**BRIEF:**
From the records below, extract all the text exactly and leave the images behind.

(Entries with figure data)
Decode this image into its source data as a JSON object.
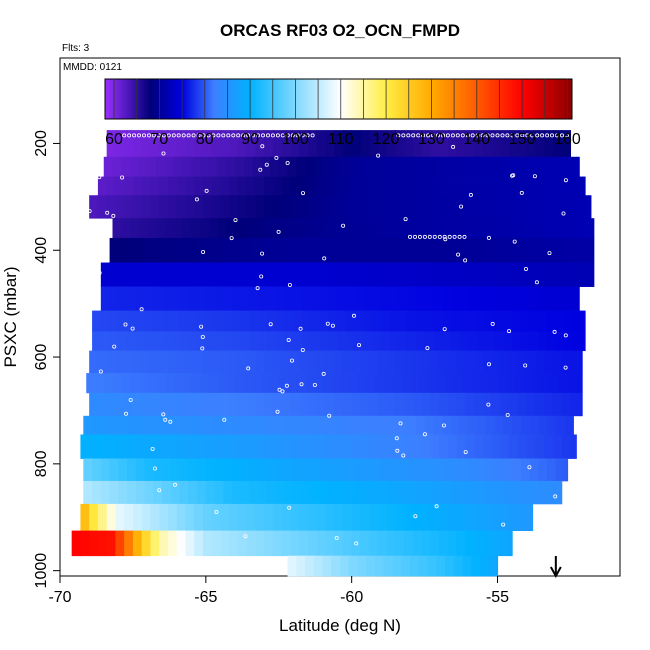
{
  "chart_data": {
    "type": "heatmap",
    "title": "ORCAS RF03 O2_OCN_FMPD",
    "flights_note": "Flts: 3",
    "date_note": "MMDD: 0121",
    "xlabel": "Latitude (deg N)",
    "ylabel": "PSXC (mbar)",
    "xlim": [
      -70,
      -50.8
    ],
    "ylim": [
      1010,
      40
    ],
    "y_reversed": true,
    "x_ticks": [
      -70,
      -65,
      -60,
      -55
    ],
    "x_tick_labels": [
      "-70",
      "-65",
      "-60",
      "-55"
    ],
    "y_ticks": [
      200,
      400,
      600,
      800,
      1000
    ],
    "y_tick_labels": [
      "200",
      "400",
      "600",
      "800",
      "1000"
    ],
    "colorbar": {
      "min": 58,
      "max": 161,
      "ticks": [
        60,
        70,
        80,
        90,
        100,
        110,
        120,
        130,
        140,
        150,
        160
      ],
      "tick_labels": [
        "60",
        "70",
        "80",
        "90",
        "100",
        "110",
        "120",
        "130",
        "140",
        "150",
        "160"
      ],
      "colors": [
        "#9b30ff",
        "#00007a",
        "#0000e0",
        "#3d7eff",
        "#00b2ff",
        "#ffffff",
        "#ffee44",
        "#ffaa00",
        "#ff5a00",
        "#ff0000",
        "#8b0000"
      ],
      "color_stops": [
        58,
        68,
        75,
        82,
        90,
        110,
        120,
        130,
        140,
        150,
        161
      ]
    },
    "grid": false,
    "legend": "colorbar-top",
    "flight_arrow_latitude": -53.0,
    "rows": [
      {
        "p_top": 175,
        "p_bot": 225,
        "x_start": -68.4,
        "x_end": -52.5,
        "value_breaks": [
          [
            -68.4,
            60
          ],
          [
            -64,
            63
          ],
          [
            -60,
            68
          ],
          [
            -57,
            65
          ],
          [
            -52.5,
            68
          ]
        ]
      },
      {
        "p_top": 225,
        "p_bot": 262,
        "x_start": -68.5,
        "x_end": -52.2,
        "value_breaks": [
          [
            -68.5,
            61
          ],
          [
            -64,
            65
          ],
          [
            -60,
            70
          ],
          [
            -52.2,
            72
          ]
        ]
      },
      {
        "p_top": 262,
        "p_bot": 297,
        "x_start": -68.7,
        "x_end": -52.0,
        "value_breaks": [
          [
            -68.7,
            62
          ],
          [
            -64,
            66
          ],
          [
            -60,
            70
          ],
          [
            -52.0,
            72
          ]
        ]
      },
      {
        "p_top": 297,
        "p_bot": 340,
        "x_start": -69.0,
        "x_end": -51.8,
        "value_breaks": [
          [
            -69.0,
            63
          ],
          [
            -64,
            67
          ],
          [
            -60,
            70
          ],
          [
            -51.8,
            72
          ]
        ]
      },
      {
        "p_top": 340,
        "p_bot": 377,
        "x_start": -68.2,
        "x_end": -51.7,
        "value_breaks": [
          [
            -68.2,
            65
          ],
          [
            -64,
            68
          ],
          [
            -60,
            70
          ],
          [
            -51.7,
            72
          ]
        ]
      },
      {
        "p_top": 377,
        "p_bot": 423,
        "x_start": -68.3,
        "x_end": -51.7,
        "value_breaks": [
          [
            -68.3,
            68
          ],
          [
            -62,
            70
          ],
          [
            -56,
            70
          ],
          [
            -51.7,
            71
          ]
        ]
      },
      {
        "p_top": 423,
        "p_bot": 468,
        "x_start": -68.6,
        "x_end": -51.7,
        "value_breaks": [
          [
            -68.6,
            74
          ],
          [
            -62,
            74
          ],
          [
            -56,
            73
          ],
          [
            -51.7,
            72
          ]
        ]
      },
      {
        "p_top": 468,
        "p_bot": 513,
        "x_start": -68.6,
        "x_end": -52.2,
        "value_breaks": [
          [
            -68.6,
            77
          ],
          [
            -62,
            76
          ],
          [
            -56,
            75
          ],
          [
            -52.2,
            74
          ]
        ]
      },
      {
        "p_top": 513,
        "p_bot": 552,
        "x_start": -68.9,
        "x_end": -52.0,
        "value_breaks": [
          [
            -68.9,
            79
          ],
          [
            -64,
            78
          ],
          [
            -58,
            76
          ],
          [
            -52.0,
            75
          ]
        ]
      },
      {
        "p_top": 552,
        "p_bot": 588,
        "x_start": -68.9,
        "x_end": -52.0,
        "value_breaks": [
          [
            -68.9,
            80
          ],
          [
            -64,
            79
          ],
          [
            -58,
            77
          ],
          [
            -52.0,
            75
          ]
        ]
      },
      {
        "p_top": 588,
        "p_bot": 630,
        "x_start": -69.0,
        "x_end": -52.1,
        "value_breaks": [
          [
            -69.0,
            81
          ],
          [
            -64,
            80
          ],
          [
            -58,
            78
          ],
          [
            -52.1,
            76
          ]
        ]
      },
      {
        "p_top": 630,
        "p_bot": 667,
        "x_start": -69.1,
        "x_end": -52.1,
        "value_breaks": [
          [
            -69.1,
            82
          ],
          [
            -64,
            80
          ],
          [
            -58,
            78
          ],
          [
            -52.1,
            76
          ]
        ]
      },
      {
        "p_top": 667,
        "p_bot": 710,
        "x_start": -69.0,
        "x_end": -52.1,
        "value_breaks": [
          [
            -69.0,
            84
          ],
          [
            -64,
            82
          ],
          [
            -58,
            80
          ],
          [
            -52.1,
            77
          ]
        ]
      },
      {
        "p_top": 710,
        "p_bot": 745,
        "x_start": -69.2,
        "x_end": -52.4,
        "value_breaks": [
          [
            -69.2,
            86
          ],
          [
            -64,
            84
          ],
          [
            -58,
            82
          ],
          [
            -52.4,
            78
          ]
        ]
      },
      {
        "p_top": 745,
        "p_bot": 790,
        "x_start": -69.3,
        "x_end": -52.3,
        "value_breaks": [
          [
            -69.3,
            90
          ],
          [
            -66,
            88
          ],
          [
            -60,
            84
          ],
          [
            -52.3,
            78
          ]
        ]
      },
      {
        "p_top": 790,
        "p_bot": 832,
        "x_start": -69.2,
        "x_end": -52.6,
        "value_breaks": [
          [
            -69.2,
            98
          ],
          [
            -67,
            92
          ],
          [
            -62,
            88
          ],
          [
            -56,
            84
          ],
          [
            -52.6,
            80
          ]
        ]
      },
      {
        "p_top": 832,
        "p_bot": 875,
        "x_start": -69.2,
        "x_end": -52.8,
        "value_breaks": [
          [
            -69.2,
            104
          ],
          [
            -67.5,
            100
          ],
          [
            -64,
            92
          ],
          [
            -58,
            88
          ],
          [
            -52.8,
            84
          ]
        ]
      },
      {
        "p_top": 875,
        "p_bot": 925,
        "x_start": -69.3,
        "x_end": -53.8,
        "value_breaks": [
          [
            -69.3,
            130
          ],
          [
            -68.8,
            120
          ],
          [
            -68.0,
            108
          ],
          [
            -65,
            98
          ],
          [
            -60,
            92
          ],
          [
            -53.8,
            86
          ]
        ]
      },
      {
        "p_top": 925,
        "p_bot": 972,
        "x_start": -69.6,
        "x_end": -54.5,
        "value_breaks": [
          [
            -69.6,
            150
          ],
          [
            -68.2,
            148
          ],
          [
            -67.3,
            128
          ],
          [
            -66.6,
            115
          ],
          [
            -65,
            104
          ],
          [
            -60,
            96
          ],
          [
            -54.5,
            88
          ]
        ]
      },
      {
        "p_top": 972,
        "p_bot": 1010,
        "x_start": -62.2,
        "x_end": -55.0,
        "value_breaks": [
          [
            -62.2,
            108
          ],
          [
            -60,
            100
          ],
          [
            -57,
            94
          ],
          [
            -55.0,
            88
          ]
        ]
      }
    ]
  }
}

**SOLUTION FOR THIS EXERCISE:**
Decode this image into its source data as a JSON object.
{
  "chart_data": {
    "type": "heatmap",
    "title": "ORCAS RF03 O2_OCN_FMPD",
    "flights_note": "Flts: 3",
    "date_note": "MMDD: 0121",
    "xlabel": "Latitude (deg N)",
    "ylabel": "PSXC (mbar)",
    "xlim": [
      -70,
      -50.8
    ],
    "ylim": [
      1010,
      40
    ],
    "y_reversed": true,
    "x_ticks": [
      -70,
      -65,
      -60,
      -55
    ],
    "x_tick_labels": [
      "-70",
      "-65",
      "-60",
      "-55"
    ],
    "y_ticks": [
      200,
      400,
      600,
      800,
      1000
    ],
    "y_tick_labels": [
      "200",
      "400",
      "600",
      "800",
      "1000"
    ],
    "colorbar": {
      "min": 58,
      "max": 161,
      "ticks": [
        60,
        70,
        80,
        90,
        100,
        110,
        120,
        130,
        140,
        150,
        160
      ],
      "tick_labels": [
        "60",
        "70",
        "80",
        "90",
        "100",
        "110",
        "120",
        "130",
        "140",
        "150",
        "160"
      ],
      "colors": [
        "#9b30ff",
        "#00007a",
        "#0000e0",
        "#3d7eff",
        "#00b2ff",
        "#ffffff",
        "#ffee44",
        "#ffaa00",
        "#ff5a00",
        "#ff0000",
        "#8b0000"
      ],
      "color_stops": [
        58,
        68,
        75,
        82,
        90,
        110,
        120,
        130,
        140,
        150,
        161
      ]
    },
    "grid": false,
    "legend": "colorbar-top",
    "flight_arrow_latitude": -53.0,
    "rows": [
      {
        "p_top": 175,
        "p_bot": 225,
        "x_start": -68.4,
        "x_end": -52.5,
        "value_breaks": [
          [
            -68.4,
            60
          ],
          [
            -64,
            63
          ],
          [
            -60,
            68
          ],
          [
            -57,
            65
          ],
          [
            -52.5,
            68
          ]
        ]
      },
      {
        "p_top": 225,
        "p_bot": 262,
        "x_start": -68.5,
        "x_end": -52.2,
        "value_breaks": [
          [
            -68.5,
            61
          ],
          [
            -64,
            65
          ],
          [
            -60,
            70
          ],
          [
            -52.2,
            72
          ]
        ]
      },
      {
        "p_top": 262,
        "p_bot": 297,
        "x_start": -68.7,
        "x_end": -52.0,
        "value_breaks": [
          [
            -68.7,
            62
          ],
          [
            -64,
            66
          ],
          [
            -60,
            70
          ],
          [
            -52.0,
            72
          ]
        ]
      },
      {
        "p_top": 297,
        "p_bot": 340,
        "x_start": -69.0,
        "x_end": -51.8,
        "value_breaks": [
          [
            -69.0,
            63
          ],
          [
            -64,
            67
          ],
          [
            -60,
            70
          ],
          [
            -51.8,
            72
          ]
        ]
      },
      {
        "p_top": 340,
        "p_bot": 377,
        "x_start": -68.2,
        "x_end": -51.7,
        "value_breaks": [
          [
            -68.2,
            65
          ],
          [
            -64,
            68
          ],
          [
            -60,
            70
          ],
          [
            -51.7,
            72
          ]
        ]
      },
      {
        "p_top": 377,
        "p_bot": 423,
        "x_start": -68.3,
        "x_end": -51.7,
        "value_breaks": [
          [
            -68.3,
            68
          ],
          [
            -62,
            70
          ],
          [
            -56,
            70
          ],
          [
            -51.7,
            71
          ]
        ]
      },
      {
        "p_top": 423,
        "p_bot": 468,
        "x_start": -68.6,
        "x_end": -51.7,
        "value_breaks": [
          [
            -68.6,
            74
          ],
          [
            -62,
            74
          ],
          [
            -56,
            73
          ],
          [
            -51.7,
            72
          ]
        ]
      },
      {
        "p_top": 468,
        "p_bot": 513,
        "x_start": -68.6,
        "x_end": -52.2,
        "value_breaks": [
          [
            -68.6,
            77
          ],
          [
            -62,
            76
          ],
          [
            -56,
            75
          ],
          [
            -52.2,
            74
          ]
        ]
      },
      {
        "p_top": 513,
        "p_bot": 552,
        "x_start": -68.9,
        "x_end": -52.0,
        "value_breaks": [
          [
            -68.9,
            79
          ],
          [
            -64,
            78
          ],
          [
            -58,
            76
          ],
          [
            -52.0,
            75
          ]
        ]
      },
      {
        "p_top": 552,
        "p_bot": 588,
        "x_start": -68.9,
        "x_end": -52.0,
        "value_breaks": [
          [
            -68.9,
            80
          ],
          [
            -64,
            79
          ],
          [
            -58,
            77
          ],
          [
            -52.0,
            75
          ]
        ]
      },
      {
        "p_top": 588,
        "p_bot": 630,
        "x_start": -69.0,
        "x_end": -52.1,
        "value_breaks": [
          [
            -69.0,
            81
          ],
          [
            -64,
            80
          ],
          [
            -58,
            78
          ],
          [
            -52.1,
            76
          ]
        ]
      },
      {
        "p_top": 630,
        "p_bot": 667,
        "x_start": -69.1,
        "x_end": -52.1,
        "value_breaks": [
          [
            -69.1,
            82
          ],
          [
            -64,
            80
          ],
          [
            -58,
            78
          ],
          [
            -52.1,
            76
          ]
        ]
      },
      {
        "p_top": 667,
        "p_bot": 710,
        "x_start": -69.0,
        "x_end": -52.1,
        "value_breaks": [
          [
            -69.0,
            84
          ],
          [
            -64,
            82
          ],
          [
            -58,
            80
          ],
          [
            -52.1,
            77
          ]
        ]
      },
      {
        "p_top": 710,
        "p_bot": 745,
        "x_start": -69.2,
        "x_end": -52.4,
        "value_breaks": [
          [
            -69.2,
            86
          ],
          [
            -64,
            84
          ],
          [
            -58,
            82
          ],
          [
            -52.4,
            78
          ]
        ]
      },
      {
        "p_top": 745,
        "p_bot": 790,
        "x_start": -69.3,
        "x_end": -52.3,
        "value_breaks": [
          [
            -69.3,
            90
          ],
          [
            -66,
            88
          ],
          [
            -60,
            84
          ],
          [
            -52.3,
            78
          ]
        ]
      },
      {
        "p_top": 790,
        "p_bot": 832,
        "x_start": -69.2,
        "x_end": -52.6,
        "value_breaks": [
          [
            -69.2,
            98
          ],
          [
            -67,
            92
          ],
          [
            -62,
            88
          ],
          [
            -56,
            84
          ],
          [
            -52.6,
            80
          ]
        ]
      },
      {
        "p_top": 832,
        "p_bot": 875,
        "x_start": -69.2,
        "x_end": -52.8,
        "value_breaks": [
          [
            -69.2,
            104
          ],
          [
            -67.5,
            100
          ],
          [
            -64,
            92
          ],
          [
            -58,
            88
          ],
          [
            -52.8,
            84
          ]
        ]
      },
      {
        "p_top": 875,
        "p_bot": 925,
        "x_start": -69.3,
        "x_end": -53.8,
        "value_breaks": [
          [
            -69.3,
            130
          ],
          [
            -68.8,
            120
          ],
          [
            -68.0,
            108
          ],
          [
            -65,
            98
          ],
          [
            -60,
            92
          ],
          [
            -53.8,
            86
          ]
        ]
      },
      {
        "p_top": 925,
        "p_bot": 972,
        "x_start": -69.6,
        "x_end": -54.5,
        "value_breaks": [
          [
            -69.6,
            150
          ],
          [
            -68.2,
            148
          ],
          [
            -67.3,
            128
          ],
          [
            -66.6,
            115
          ],
          [
            -65,
            104
          ],
          [
            -60,
            96
          ],
          [
            -54.5,
            88
          ]
        ]
      },
      {
        "p_top": 972,
        "p_bot": 1010,
        "x_start": -62.2,
        "x_end": -55.0,
        "value_breaks": [
          [
            -62.2,
            108
          ],
          [
            -60,
            100
          ],
          [
            -57,
            94
          ],
          [
            -55.0,
            88
          ]
        ]
      }
    ]
  }
}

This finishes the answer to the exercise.